_WORKING DATA_
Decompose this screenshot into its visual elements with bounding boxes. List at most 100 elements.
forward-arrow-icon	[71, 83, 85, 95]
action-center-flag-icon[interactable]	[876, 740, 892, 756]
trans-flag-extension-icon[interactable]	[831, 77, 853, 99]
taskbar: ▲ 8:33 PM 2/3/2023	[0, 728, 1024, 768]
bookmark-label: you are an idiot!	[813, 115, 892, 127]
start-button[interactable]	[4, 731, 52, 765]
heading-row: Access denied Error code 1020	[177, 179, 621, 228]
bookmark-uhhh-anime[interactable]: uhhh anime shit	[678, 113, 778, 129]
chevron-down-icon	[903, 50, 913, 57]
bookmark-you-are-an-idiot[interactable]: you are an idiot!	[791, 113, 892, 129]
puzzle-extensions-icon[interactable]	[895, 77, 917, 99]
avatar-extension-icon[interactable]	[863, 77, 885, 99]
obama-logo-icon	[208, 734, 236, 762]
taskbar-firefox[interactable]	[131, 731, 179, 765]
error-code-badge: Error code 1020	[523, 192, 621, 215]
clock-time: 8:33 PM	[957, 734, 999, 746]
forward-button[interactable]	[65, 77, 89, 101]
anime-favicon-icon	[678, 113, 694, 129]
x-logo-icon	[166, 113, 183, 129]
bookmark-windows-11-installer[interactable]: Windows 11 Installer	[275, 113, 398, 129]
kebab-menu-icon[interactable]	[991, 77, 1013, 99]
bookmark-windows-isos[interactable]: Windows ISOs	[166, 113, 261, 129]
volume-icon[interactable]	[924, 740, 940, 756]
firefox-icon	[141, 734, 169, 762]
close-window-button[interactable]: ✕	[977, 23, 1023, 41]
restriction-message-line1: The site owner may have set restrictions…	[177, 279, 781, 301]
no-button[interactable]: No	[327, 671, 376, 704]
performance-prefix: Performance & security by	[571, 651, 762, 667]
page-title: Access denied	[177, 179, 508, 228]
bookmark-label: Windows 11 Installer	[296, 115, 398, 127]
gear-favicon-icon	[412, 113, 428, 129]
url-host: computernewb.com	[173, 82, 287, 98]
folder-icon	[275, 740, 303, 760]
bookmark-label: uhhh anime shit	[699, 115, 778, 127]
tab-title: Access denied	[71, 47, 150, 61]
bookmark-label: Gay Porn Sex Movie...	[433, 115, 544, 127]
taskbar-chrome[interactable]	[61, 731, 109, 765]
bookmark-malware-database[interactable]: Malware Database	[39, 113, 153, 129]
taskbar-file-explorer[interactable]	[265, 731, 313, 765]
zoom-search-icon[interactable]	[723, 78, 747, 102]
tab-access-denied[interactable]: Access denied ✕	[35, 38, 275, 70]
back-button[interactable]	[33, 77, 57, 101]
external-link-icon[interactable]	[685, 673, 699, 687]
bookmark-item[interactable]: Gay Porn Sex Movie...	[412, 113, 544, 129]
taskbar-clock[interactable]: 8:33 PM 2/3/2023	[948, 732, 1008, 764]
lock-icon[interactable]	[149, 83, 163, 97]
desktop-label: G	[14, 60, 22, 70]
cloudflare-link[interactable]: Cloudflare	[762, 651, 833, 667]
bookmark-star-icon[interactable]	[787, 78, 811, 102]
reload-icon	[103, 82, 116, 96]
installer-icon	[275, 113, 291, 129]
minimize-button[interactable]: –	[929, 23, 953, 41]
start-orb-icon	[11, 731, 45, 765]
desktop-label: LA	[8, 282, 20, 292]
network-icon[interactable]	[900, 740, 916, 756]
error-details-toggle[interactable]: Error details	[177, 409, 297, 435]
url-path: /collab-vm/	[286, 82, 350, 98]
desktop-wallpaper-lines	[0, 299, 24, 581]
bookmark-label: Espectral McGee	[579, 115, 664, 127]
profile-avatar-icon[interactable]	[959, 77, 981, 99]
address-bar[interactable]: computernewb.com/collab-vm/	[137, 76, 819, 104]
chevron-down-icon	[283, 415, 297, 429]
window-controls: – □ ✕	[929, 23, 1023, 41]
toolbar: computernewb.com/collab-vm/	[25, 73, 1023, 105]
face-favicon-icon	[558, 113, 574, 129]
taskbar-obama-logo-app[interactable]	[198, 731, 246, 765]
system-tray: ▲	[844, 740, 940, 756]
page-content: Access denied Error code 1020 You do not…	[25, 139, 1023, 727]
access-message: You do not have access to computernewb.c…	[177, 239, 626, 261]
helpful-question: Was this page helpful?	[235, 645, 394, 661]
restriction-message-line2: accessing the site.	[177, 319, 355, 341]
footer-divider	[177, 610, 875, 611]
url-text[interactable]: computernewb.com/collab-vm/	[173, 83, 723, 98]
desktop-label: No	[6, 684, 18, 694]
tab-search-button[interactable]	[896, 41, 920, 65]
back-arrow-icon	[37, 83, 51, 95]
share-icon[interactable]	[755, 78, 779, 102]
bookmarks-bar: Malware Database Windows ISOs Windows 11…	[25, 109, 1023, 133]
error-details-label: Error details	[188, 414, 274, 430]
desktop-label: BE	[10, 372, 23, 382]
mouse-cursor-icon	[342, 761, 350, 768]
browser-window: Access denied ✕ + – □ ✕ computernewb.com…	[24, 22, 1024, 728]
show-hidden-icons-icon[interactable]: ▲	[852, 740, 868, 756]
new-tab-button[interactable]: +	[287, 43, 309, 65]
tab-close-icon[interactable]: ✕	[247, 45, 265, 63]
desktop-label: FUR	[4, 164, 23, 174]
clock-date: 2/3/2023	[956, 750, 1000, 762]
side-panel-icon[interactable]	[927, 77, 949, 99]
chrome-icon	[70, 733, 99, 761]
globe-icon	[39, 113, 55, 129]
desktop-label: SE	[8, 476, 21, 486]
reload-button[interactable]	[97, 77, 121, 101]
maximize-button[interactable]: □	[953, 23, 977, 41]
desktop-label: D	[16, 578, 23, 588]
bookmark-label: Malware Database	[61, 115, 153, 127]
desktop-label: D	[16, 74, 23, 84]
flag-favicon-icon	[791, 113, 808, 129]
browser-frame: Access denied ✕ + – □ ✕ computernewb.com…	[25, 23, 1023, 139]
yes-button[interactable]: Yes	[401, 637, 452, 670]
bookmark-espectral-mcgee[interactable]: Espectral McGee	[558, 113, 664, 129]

_TASK INSTRUCTIONS_
Output every line of the material above as a JSON list of strings, one string per line, leaving out blank lines.

_EXERCISE RESULT_
[
  "Decompose this screenshot into its visual elements with bounding boxes. List at most 100 elements.",
  "forward-arrow-icon\t[71, 83, 85, 95]",
  "action-center-flag-icon[interactable]\t[876, 740, 892, 756]",
  "trans-flag-extension-icon[interactable]\t[831, 77, 853, 99]",
  "taskbar: ▲ 8:33 PM 2/3/2023\t[0, 728, 1024, 768]",
  "bookmark-label: you are an idiot!\t[813, 115, 892, 127]",
  "start-button[interactable]\t[4, 731, 52, 765]",
  "heading-row: Access denied Error code 1020\t[177, 179, 621, 228]",
  "bookmark-uhhh-anime[interactable]: uhhh anime shit\t[678, 113, 778, 129]",
  "chevron-down-icon\t[903, 50, 913, 57]",
  "bookmark-you-are-an-idiot[interactable]: you are an idiot!\t[791, 113, 892, 129]",
  "puzzle-extensions-icon[interactable]\t[895, 77, 917, 99]",
  "avatar-extension-icon[interactable]\t[863, 77, 885, 99]",
  "obama-logo-icon\t[208, 734, 236, 762]",
  "taskbar-firefox[interactable]\t[131, 731, 179, 765]",
  "error-code-badge: Error code 1020\t[523, 192, 621, 215]",
  "clock-time: 8:33 PM\t[957, 734, 999, 746]",
  "forward-button[interactable]\t[65, 77, 89, 101]",
  "anime-favicon-icon\t[678, 113, 694, 129]",
  "x-logo-icon\t[166, 113, 183, 129]",
  "bookmark-windows-11-installer[interactable]: Windows 11 Installer\t[275, 113, 398, 129]",
  "kebab-menu-icon[interactable]\t[991, 77, 1013, 99]",
  "bookmark-windows-isos[interactable]: Windows ISOs\t[166, 113, 261, 129]",
  "volume-icon[interactable]\t[924, 740, 940, 756]",
  "firefox-icon\t[141, 734, 169, 762]",
  "close-window-button[interactable]: ✕\t[977, 23, 1023, 41]",
  "restriction-message-line1: The site owner may have set restrictions…\t[177, 279, 781, 301]",
  "no-button[interactable]: No\t[327, 671, 376, 704]",
  "performance-prefix: Performance & security by\t[571, 651, 762, 667]",
  "page-title: Access denied\t[177, 179, 508, 228]",
  "bookmark-label: Windows 11 Installer\t[296, 115, 398, 127]",
  "gear-favicon-icon\t[412, 113, 428, 129]",
  "url-host: computernewb.com\t[173, 82, 287, 98]",
  "folder-icon\t[275, 740, 303, 760]",
  "bookmark-label: uhhh anime shit\t[699, 115, 778, 127]",
  "tab-title: Access denied\t[71, 47, 150, 61]",
  "bookmark-label: Gay Porn Sex Movie...\t[433, 115, 544, 127]",
  "taskbar-chrome[interactable]\t[61, 731, 109, 765]",
  "bookmark-malware-database[interactable]: Malware Database\t[39, 113, 153, 129]",
  "taskbar-file-explorer[interactable]\t[265, 731, 313, 765]",
  "zoom-search-icon[interactable]\t[723, 78, 747, 102]",
  "tab-access-denied[interactable]: Access denied ✕\t[35, 38, 275, 70]",
  "back-button[interactable]\t[33, 77, 57, 101]",
  "external-link-icon[interactable]\t[685, 673, 699, 687]",
  "bookmark-item[interactable]: Gay Porn Sex Movie...\t[412, 113, 544, 129]",
  "taskbar-clock[interactable]: 8:33 PM 2/3/2023\t[948, 732, 1008, 764]",
  "lock-icon[interactable]\t[149, 83, 163, 97]",
  "desktop-label: G\t[14, 60, 22, 70]",
  "cloudflare-link[interactable]: Cloudflare\t[762, 651, 833, 667]",
  "bookmark-star-icon[interactable]\t[787, 78, 811, 102]",
  "reload-icon\t[103, 82, 116, 96]",
  "installer-icon\t[275, 113, 291, 129]",
  "minimize-button[interactable]: –\t[929, 23, 953, 41]",
  "start-orb-icon\t[11, 731, 45, 765]",
  "desktop-label: LA\t[8, 282, 20, 292]",
  "network-icon[interactable]\t[900, 740, 916, 756]",
  "error-details-toggle[interactable]: Error details\t[177, 409, 297, 435]",
  "url-path: /collab-vm/\t[286, 82, 350, 98]",
  "desktop-wallpaper-lines\t[0, 299, 24, 581]",
  "bookmark-label: Espectral McGee\t[579, 115, 664, 127]",
  "profile-avatar-icon[interactable]\t[959, 77, 981, 99]",
  "address-bar[interactable]: computernewb.com/collab-vm/\t[137, 76, 819, 104]",
  "chevron-down-icon\t[283, 415, 297, 429]",
  "window-controls: – □ ✕\t[929, 23, 1023, 41]",
  "toolbar: computernewb.com/collab-vm/\t[25, 73, 1023, 105]",
  "face-favicon-icon\t[558, 113, 574, 129]",
  "taskbar-obama-logo-app[interactable]\t[198, 731, 246, 765]",
  "system-tray: ▲\t[844, 740, 940, 756]",
  "page-content: Access denied Error code 1020 You do not…\t[25, 139, 1023, 727]",
  "access-message: You do not have access to computernewb.c…\t[177, 239, 626, 261]",
  "helpful-question: Was this page helpful?\t[235, 645, 394, 661]",
  "restriction-message-line2: accessing the site.\t[177, 319, 355, 341]",
  "footer-divider\t[177, 610, 875, 611]",
  "url-text[interactable]: computernewb.com/collab-vm/\t[173, 83, 723, 98]",
  "desktop-label: No\t[6, 684, 18, 694]",
  "tab-search-button[interactable]\t[896, 41, 920, 65]",
  "back-arrow-icon\t[37, 83, 51, 95]",
  "share-icon[interactable]\t[755, 78, 779, 102]",
  "bookmarks-bar: Malware Database Windows ISOs Windows 11…\t[25, 109, 1023, 133]",
  "error-details-label: Error details\t[188, 414, 274, 430]",
  "desktop-label: BE\t[10, 372, 23, 382]",
  "mouse-cursor-icon\t[342, 761, 350, 768]",
  "browser-window: Access denied ✕ + – □ ✕ computernewb.com…\t[24, 22, 1024, 728]",
  "show-hidden-icons-icon[interactable]: ▲\t[852, 740, 868, 756]",
  "new-tab-button[interactable]: +\t[287, 43, 309, 65]",
  "tab-close-icon[interactable]: ✕\t[247, 45, 265, 63]",
  "desktop-label: FUR\t[4, 164, 23, 174]",
  "clock-date: 2/3/2023\t[956, 750, 1000, 762]",
  "side-panel-icon[interactable]\t[927, 77, 949, 99]",
  "chrome-icon\t[70, 733, 99, 761]",
  "globe-icon\t[39, 113, 55, 129]",
  "desktop-label: SE\t[8, 476, 21, 486]",
  "reload-button[interactable]\t[97, 77, 121, 101]",
  "maximize-button[interactable]: □\t[953, 23, 977, 41]",
  "desktop-label: D\t[16, 578, 23, 588]",
  "bookmark-label: Malware Database\t[61, 115, 153, 127]",
  "desktop-label: D\t[16, 74, 23, 84]",
  "flag-favicon-icon\t[791, 113, 808, 129]",
  "browser-frame: Access denied ✕ + – □ ✕ computernewb.com…\t[25, 23, 1023, 139]",
  "yes-button[interactable]: Yes\t[401, 637, 452, 670]",
  "bookmark-espectral-mcgee[interactable]: Espectral McGee\t[558, 113, 664, 129]"
]